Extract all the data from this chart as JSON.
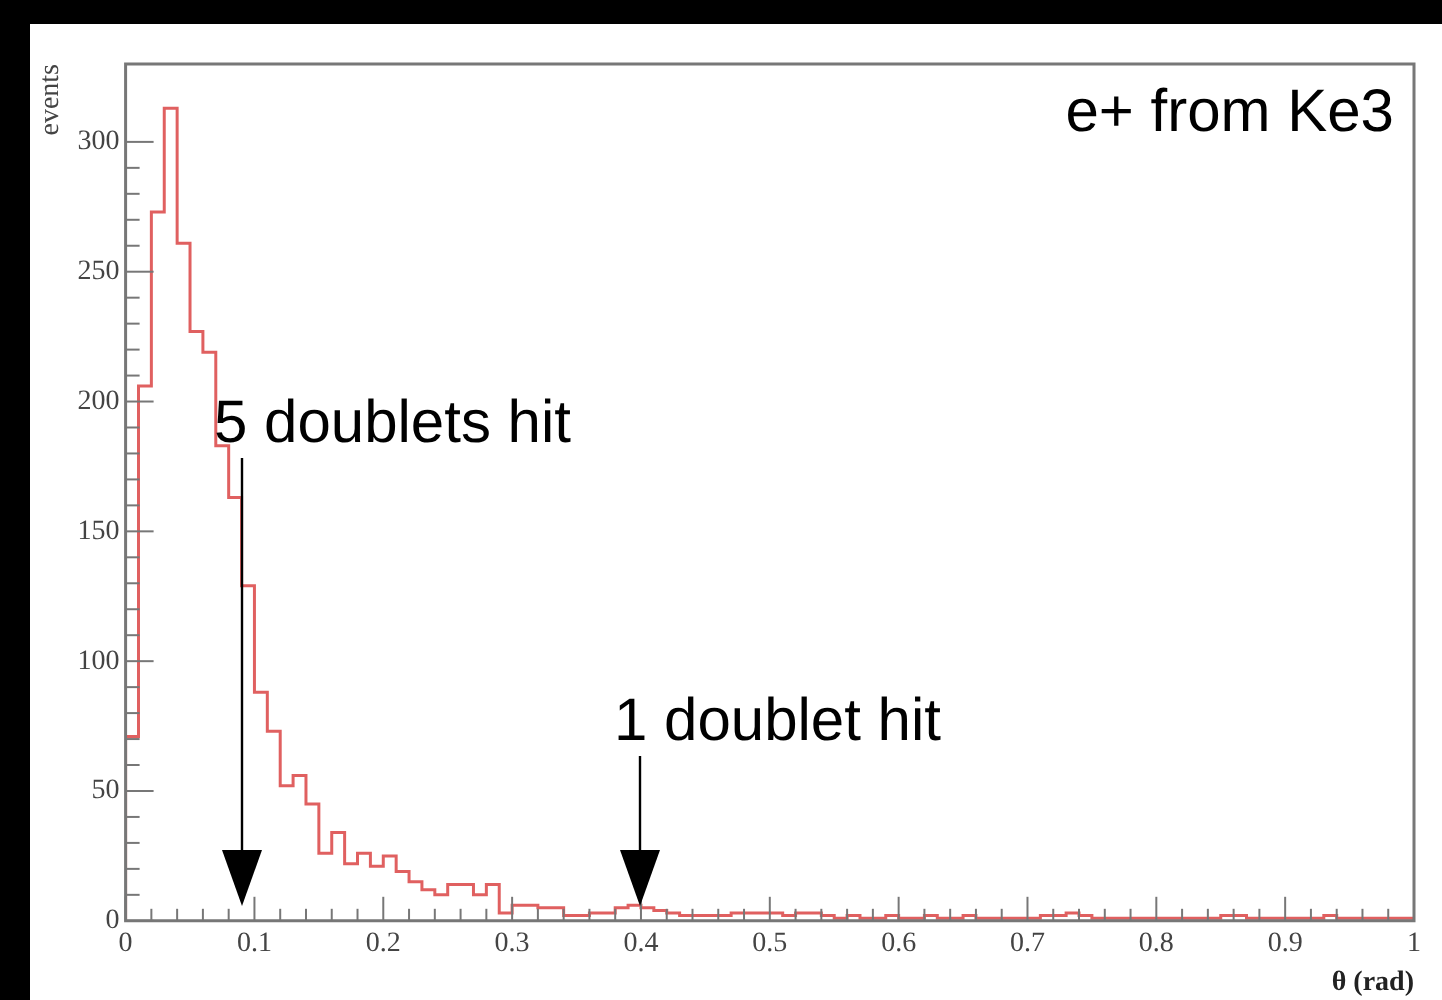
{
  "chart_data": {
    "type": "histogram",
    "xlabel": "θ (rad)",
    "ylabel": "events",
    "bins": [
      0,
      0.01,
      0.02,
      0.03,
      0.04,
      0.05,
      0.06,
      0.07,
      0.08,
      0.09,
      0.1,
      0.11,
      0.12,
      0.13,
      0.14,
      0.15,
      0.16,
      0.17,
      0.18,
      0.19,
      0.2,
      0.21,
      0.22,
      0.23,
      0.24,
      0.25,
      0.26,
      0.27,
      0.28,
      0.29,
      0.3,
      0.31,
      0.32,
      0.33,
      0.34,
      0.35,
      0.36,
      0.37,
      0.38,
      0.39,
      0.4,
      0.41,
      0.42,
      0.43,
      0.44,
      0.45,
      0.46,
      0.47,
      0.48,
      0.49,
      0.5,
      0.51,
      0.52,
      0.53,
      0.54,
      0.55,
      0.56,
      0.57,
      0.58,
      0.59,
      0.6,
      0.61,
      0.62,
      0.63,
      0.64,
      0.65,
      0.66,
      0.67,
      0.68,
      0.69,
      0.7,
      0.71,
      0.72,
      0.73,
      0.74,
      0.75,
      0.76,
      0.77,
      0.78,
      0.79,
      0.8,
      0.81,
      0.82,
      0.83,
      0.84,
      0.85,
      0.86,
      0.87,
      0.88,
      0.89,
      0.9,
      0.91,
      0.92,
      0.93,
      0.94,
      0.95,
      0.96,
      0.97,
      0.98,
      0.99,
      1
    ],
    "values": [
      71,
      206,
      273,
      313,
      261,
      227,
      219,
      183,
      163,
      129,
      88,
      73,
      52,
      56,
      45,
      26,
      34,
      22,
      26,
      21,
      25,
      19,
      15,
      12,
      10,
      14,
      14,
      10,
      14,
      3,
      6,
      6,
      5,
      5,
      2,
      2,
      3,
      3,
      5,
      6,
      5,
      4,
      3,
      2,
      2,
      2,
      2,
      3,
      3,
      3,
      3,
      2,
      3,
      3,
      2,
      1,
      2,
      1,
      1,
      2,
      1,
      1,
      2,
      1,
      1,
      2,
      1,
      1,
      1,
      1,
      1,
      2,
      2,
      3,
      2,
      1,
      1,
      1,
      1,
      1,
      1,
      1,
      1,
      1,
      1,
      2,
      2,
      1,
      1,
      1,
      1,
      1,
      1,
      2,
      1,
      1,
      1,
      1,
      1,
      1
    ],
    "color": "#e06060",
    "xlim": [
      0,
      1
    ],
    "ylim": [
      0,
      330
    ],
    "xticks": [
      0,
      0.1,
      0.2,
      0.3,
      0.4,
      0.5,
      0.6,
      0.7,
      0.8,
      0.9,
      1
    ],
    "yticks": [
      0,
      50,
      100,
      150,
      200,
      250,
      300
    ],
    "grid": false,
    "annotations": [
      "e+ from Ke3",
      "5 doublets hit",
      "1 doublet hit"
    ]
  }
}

OBJECTIVE | All the lines above are to be given again exactly as they read, with the pictures removed.

RESPONSE TO THE TASK |
Extract all the data from this chart as JSON.
{
  "chart_data": {
    "type": "histogram",
    "xlabel": "θ (rad)",
    "ylabel": "events",
    "bins": [
      0,
      0.01,
      0.02,
      0.03,
      0.04,
      0.05,
      0.06,
      0.07,
      0.08,
      0.09,
      0.1,
      0.11,
      0.12,
      0.13,
      0.14,
      0.15,
      0.16,
      0.17,
      0.18,
      0.19,
      0.2,
      0.21,
      0.22,
      0.23,
      0.24,
      0.25,
      0.26,
      0.27,
      0.28,
      0.29,
      0.3,
      0.31,
      0.32,
      0.33,
      0.34,
      0.35,
      0.36,
      0.37,
      0.38,
      0.39,
      0.4,
      0.41,
      0.42,
      0.43,
      0.44,
      0.45,
      0.46,
      0.47,
      0.48,
      0.49,
      0.5,
      0.51,
      0.52,
      0.53,
      0.54,
      0.55,
      0.56,
      0.57,
      0.58,
      0.59,
      0.6,
      0.61,
      0.62,
      0.63,
      0.64,
      0.65,
      0.66,
      0.67,
      0.68,
      0.69,
      0.7,
      0.71,
      0.72,
      0.73,
      0.74,
      0.75,
      0.76,
      0.77,
      0.78,
      0.79,
      0.8,
      0.81,
      0.82,
      0.83,
      0.84,
      0.85,
      0.86,
      0.87,
      0.88,
      0.89,
      0.9,
      0.91,
      0.92,
      0.93,
      0.94,
      0.95,
      0.96,
      0.97,
      0.98,
      0.99,
      1
    ],
    "values": [
      71,
      206,
      273,
      313,
      261,
      227,
      219,
      183,
      163,
      129,
      88,
      73,
      52,
      56,
      45,
      26,
      34,
      22,
      26,
      21,
      25,
      19,
      15,
      12,
      10,
      14,
      14,
      10,
      14,
      3,
      6,
      6,
      5,
      5,
      2,
      2,
      3,
      3,
      5,
      6,
      5,
      4,
      3,
      2,
      2,
      2,
      2,
      3,
      3,
      3,
      3,
      2,
      3,
      3,
      2,
      1,
      2,
      1,
      1,
      2,
      1,
      1,
      2,
      1,
      1,
      2,
      1,
      1,
      1,
      1,
      1,
      2,
      2,
      3,
      2,
      1,
      1,
      1,
      1,
      1,
      1,
      1,
      1,
      1,
      1,
      2,
      2,
      1,
      1,
      1,
      1,
      1,
      1,
      2,
      1,
      1,
      1,
      1,
      1,
      1
    ],
    "color": "#e06060",
    "xlim": [
      0,
      1
    ],
    "ylim": [
      0,
      330
    ],
    "xticks": [
      0,
      0.1,
      0.2,
      0.3,
      0.4,
      0.5,
      0.6,
      0.7,
      0.8,
      0.9,
      1
    ],
    "yticks": [
      0,
      50,
      100,
      150,
      200,
      250,
      300
    ],
    "grid": false,
    "annotations": [
      "e+ from Ke3",
      "5 doublets hit",
      "1 doublet hit"
    ]
  }
}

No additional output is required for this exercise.